Extracted records:
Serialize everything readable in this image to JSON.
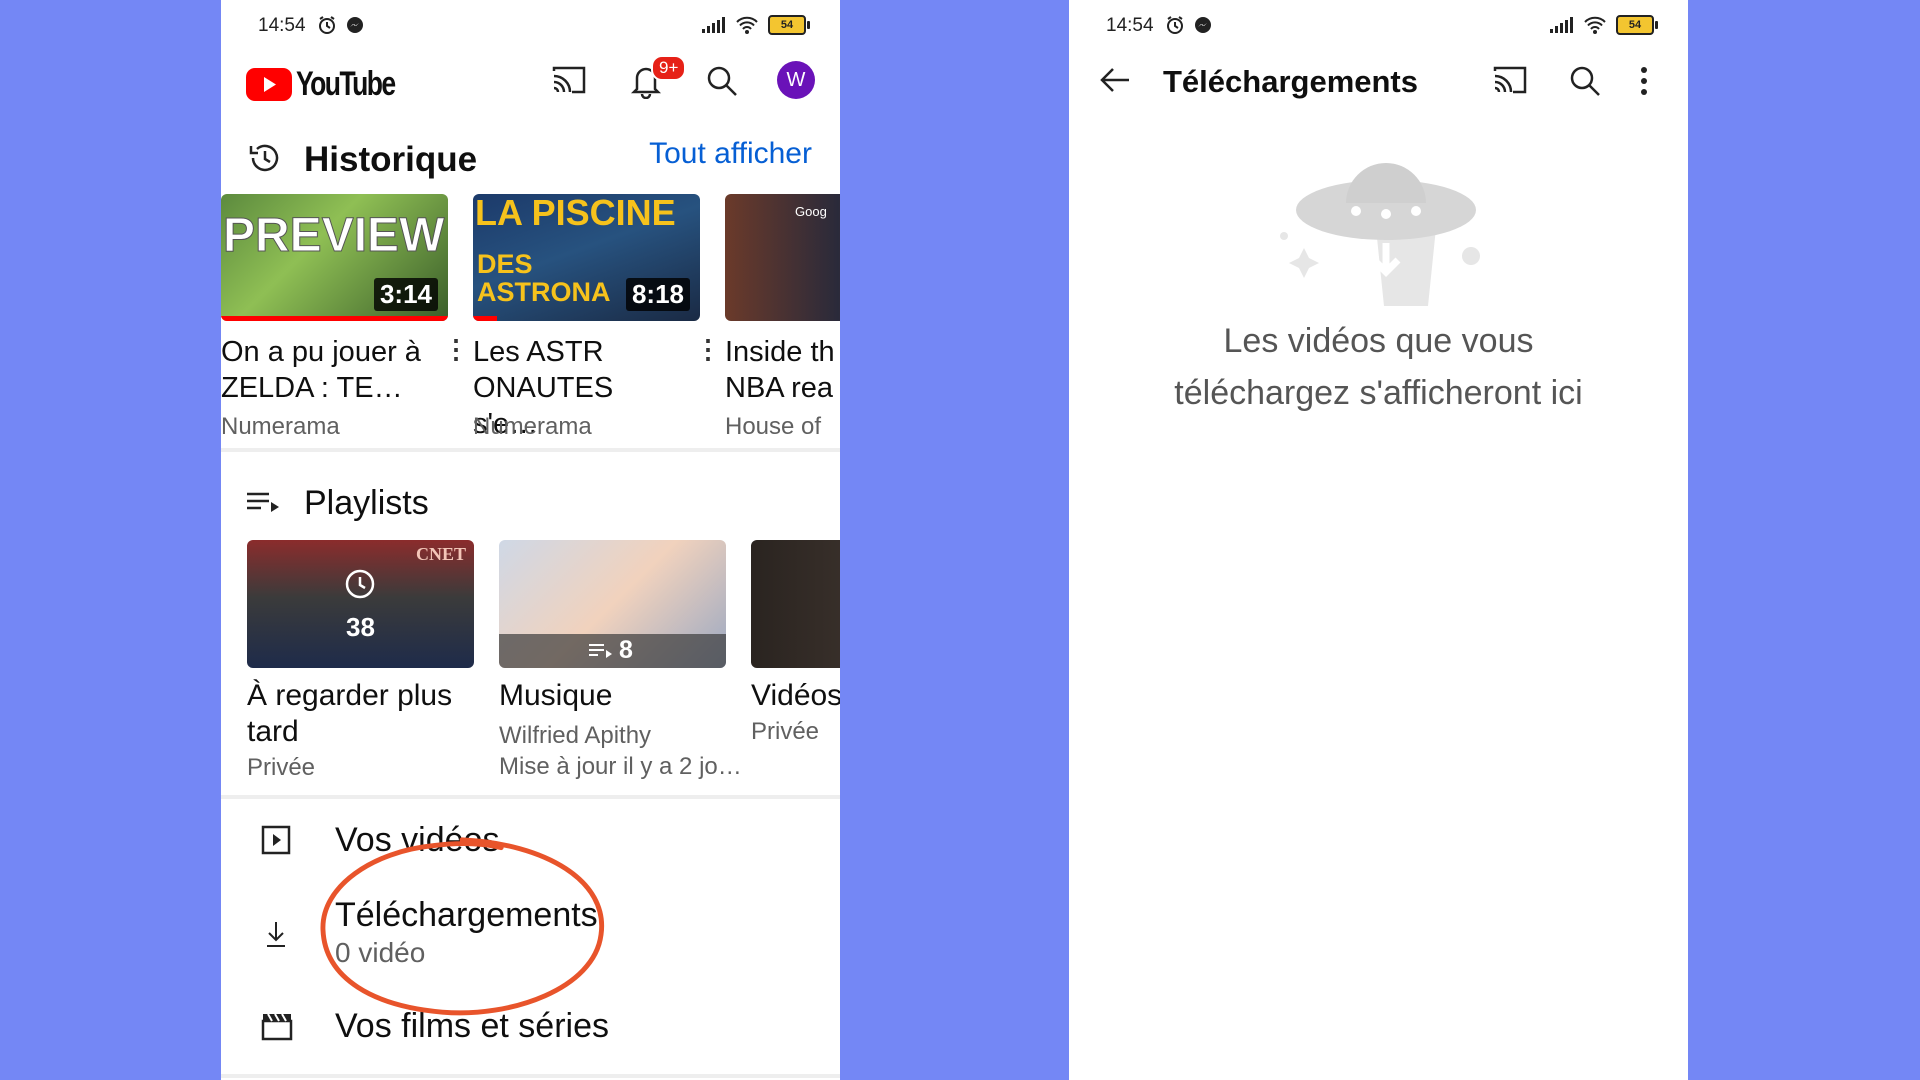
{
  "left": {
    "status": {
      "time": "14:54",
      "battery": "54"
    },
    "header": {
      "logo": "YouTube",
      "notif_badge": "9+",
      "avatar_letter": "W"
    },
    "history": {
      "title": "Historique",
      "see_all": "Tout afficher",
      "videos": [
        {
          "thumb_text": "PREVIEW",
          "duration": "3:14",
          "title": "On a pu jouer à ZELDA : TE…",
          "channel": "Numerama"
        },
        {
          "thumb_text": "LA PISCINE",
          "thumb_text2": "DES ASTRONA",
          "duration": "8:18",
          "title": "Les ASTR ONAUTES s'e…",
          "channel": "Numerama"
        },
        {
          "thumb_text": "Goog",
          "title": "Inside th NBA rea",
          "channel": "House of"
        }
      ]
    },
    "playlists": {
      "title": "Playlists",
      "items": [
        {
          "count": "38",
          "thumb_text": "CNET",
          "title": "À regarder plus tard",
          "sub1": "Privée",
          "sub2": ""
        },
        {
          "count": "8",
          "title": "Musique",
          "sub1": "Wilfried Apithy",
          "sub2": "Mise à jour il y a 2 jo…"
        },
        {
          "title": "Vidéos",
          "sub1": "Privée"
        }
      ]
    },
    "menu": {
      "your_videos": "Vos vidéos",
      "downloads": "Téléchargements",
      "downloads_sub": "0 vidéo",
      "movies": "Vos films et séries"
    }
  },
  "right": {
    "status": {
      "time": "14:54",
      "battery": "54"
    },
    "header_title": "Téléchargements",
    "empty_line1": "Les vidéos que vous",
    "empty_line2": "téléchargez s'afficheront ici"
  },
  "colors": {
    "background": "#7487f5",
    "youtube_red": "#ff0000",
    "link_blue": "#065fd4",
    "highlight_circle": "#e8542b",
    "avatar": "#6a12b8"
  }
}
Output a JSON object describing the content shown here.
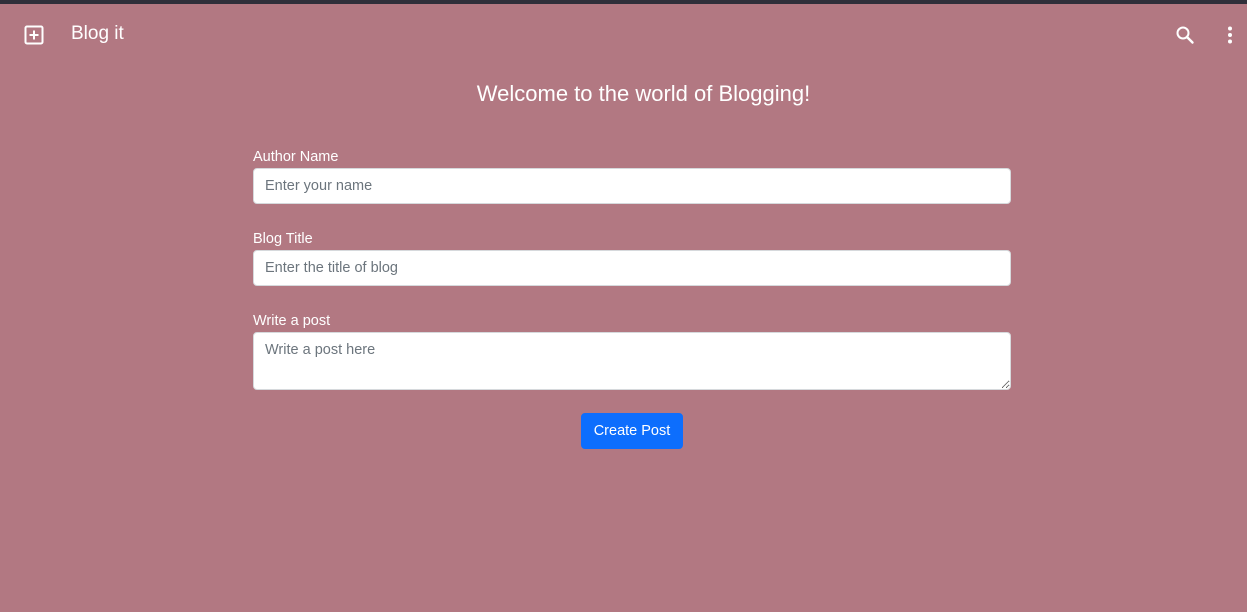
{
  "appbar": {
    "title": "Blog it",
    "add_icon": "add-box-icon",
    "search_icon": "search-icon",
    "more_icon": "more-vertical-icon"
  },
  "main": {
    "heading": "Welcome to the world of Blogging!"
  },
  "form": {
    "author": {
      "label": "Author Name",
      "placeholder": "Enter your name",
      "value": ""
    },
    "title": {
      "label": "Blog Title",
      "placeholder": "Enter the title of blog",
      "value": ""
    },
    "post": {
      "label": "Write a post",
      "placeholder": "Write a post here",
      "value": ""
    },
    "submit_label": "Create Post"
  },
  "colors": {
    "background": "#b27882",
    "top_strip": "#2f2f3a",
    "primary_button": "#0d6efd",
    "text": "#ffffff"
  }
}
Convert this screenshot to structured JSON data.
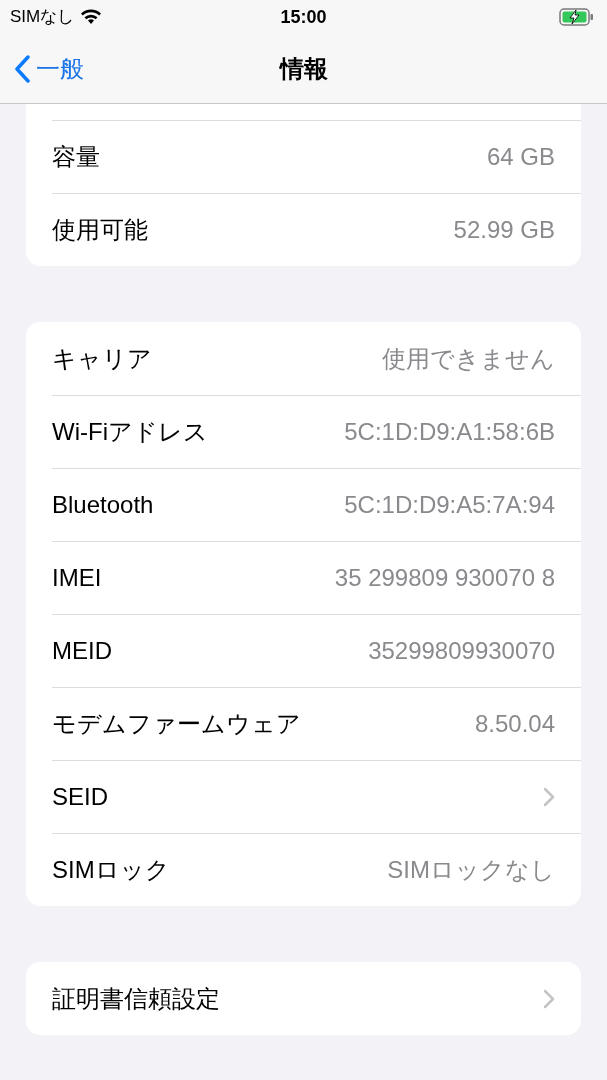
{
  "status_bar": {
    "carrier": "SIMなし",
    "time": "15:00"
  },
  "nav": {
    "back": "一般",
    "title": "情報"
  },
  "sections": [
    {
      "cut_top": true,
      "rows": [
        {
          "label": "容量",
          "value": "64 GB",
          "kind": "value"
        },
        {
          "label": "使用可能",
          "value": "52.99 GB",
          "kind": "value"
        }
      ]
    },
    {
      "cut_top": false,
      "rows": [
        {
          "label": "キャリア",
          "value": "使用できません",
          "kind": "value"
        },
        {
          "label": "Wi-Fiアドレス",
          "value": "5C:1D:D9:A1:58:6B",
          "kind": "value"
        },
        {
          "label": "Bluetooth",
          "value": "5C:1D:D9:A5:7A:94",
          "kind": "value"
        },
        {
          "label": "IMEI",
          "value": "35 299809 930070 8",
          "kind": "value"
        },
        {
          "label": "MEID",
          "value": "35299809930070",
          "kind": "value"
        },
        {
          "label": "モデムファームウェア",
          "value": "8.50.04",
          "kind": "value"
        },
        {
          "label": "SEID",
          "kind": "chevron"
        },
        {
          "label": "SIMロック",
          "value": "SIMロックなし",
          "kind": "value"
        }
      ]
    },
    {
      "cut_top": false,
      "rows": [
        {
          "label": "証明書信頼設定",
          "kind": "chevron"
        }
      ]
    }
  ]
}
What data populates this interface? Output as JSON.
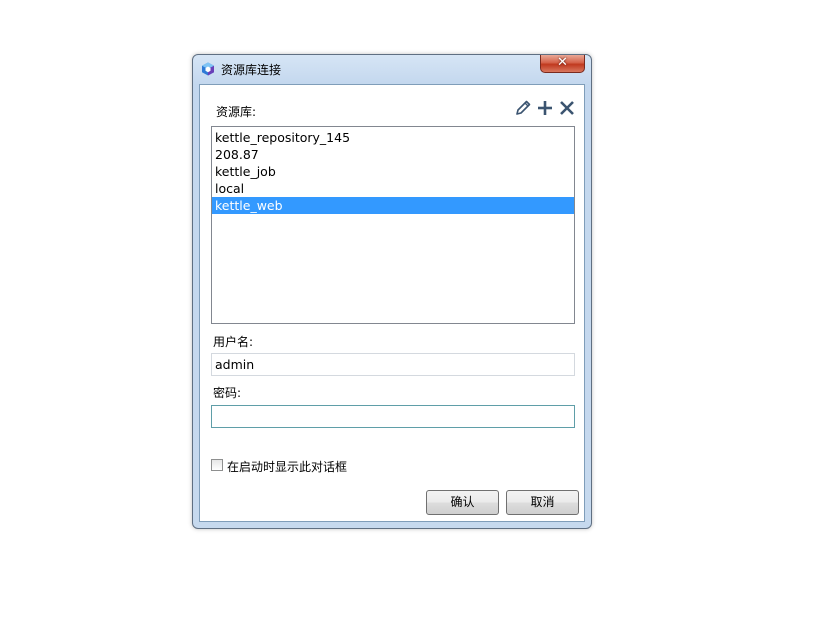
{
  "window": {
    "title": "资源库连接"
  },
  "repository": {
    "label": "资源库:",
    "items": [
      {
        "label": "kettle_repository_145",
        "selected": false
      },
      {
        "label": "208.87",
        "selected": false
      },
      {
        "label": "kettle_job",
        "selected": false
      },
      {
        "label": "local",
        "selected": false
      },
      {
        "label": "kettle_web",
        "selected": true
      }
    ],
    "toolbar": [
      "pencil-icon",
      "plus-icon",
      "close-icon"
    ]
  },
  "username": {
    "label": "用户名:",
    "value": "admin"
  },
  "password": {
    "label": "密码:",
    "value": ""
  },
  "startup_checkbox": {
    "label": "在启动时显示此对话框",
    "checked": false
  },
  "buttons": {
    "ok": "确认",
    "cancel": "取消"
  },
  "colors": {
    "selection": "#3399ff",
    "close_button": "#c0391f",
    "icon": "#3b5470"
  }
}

THE PROBLEM: Reproduce all of the material exactly, apart from the pictures.

RESULT:
Serialize everything readable in this image to JSON.
{
  "left": {
    "status": {
      "time": "14:54",
      "battery": "54"
    },
    "header": {
      "logo": "YouTube",
      "notif_badge": "9+",
      "avatar_letter": "W"
    },
    "history": {
      "title": "Historique",
      "see_all": "Tout afficher",
      "videos": [
        {
          "thumb_text": "PREVIEW",
          "duration": "3:14",
          "title": "On a pu jouer à ZELDA : TE…",
          "channel": "Numerama"
        },
        {
          "thumb_text": "LA PISCINE",
          "thumb_text2": "DES ASTRONA",
          "duration": "8:18",
          "title": "Les ASTR ONAUTES s'e…",
          "channel": "Numerama"
        },
        {
          "thumb_text": "Goog",
          "title": "Inside th NBA rea",
          "channel": "House of"
        }
      ]
    },
    "playlists": {
      "title": "Playlists",
      "items": [
        {
          "count": "38",
          "thumb_text": "CNET",
          "title": "À regarder plus tard",
          "sub1": "Privée",
          "sub2": ""
        },
        {
          "count": "8",
          "title": "Musique",
          "sub1": "Wilfried Apithy",
          "sub2": "Mise à jour il y a 2 jo…"
        },
        {
          "title": "Vidéos",
          "sub1": "Privée"
        }
      ]
    },
    "menu": {
      "your_videos": "Vos vidéos",
      "downloads": "Téléchargements",
      "downloads_sub": "0 vidéo",
      "movies": "Vos films et séries"
    }
  },
  "right": {
    "status": {
      "time": "14:54",
      "battery": "54"
    },
    "header_title": "Téléchargements",
    "empty_line1": "Les vidéos que vous",
    "empty_line2": "téléchargez s'afficheront ici"
  },
  "colors": {
    "background": "#7487f5",
    "youtube_red": "#ff0000",
    "link_blue": "#065fd4",
    "highlight_circle": "#e8542b",
    "avatar": "#6a12b8"
  }
}
Output a JSON object describing the content shown here.
{
  "appbar": {
    "title": "Blog it",
    "add_icon": "add-box-icon",
    "search_icon": "search-icon",
    "more_icon": "more-vertical-icon"
  },
  "main": {
    "heading": "Welcome to the world of Blogging!"
  },
  "form": {
    "author": {
      "label": "Author Name",
      "placeholder": "Enter your name",
      "value": ""
    },
    "title": {
      "label": "Blog Title",
      "placeholder": "Enter the title of blog",
      "value": ""
    },
    "post": {
      "label": "Write a post",
      "placeholder": "Write a post here",
      "value": ""
    },
    "submit_label": "Create Post"
  },
  "colors": {
    "background": "#b27882",
    "top_strip": "#2f2f3a",
    "primary_button": "#0d6efd",
    "text": "#ffffff"
  }
}
Convert this screenshot to structured JSON data.
{
  "status_bar": {
    "carrier": "SIMなし",
    "time": "15:00"
  },
  "nav": {
    "back": "一般",
    "title": "情報"
  },
  "sections": [
    {
      "cut_top": true,
      "rows": [
        {
          "label": "容量",
          "value": "64 GB",
          "kind": "value"
        },
        {
          "label": "使用可能",
          "value": "52.99 GB",
          "kind": "value"
        }
      ]
    },
    {
      "cut_top": false,
      "rows": [
        {
          "label": "キャリア",
          "value": "使用できません",
          "kind": "value"
        },
        {
          "label": "Wi-Fiアドレス",
          "value": "5C:1D:D9:A1:58:6B",
          "kind": "value"
        },
        {
          "label": "Bluetooth",
          "value": "5C:1D:D9:A5:7A:94",
          "kind": "value"
        },
        {
          "label": "IMEI",
          "value": "35 299809 930070 8",
          "kind": "value"
        },
        {
          "label": "MEID",
          "value": "35299809930070",
          "kind": "value"
        },
        {
          "label": "モデムファームウェア",
          "value": "8.50.04",
          "kind": "value"
        },
        {
          "label": "SEID",
          "kind": "chevron"
        },
        {
          "label": "SIMロック",
          "value": "SIMロックなし",
          "kind": "value"
        }
      ]
    },
    {
      "cut_top": false,
      "rows": [
        {
          "label": "証明書信頼設定",
          "kind": "chevron"
        }
      ]
    }
  ]
}
What data populates this interface? Output as JSON.
{
  "window": {
    "title": "资源库连接"
  },
  "repository": {
    "label": "资源库:",
    "items": [
      {
        "label": "kettle_repository_145",
        "selected": false
      },
      {
        "label": "208.87",
        "selected": false
      },
      {
        "label": "kettle_job",
        "selected": false
      },
      {
        "label": "local",
        "selected": false
      },
      {
        "label": "kettle_web",
        "selected": true
      }
    ],
    "toolbar": [
      "pencil-icon",
      "plus-icon",
      "close-icon"
    ]
  },
  "username": {
    "label": "用户名:",
    "value": "admin"
  },
  "password": {
    "label": "密码:",
    "value": ""
  },
  "startup_checkbox": {
    "label": "在启动时显示此对话框",
    "checked": false
  },
  "buttons": {
    "ok": "确认",
    "cancel": "取消"
  },
  "colors": {
    "selection": "#3399ff",
    "close_button": "#c0391f",
    "icon": "#3b5470"
  }
}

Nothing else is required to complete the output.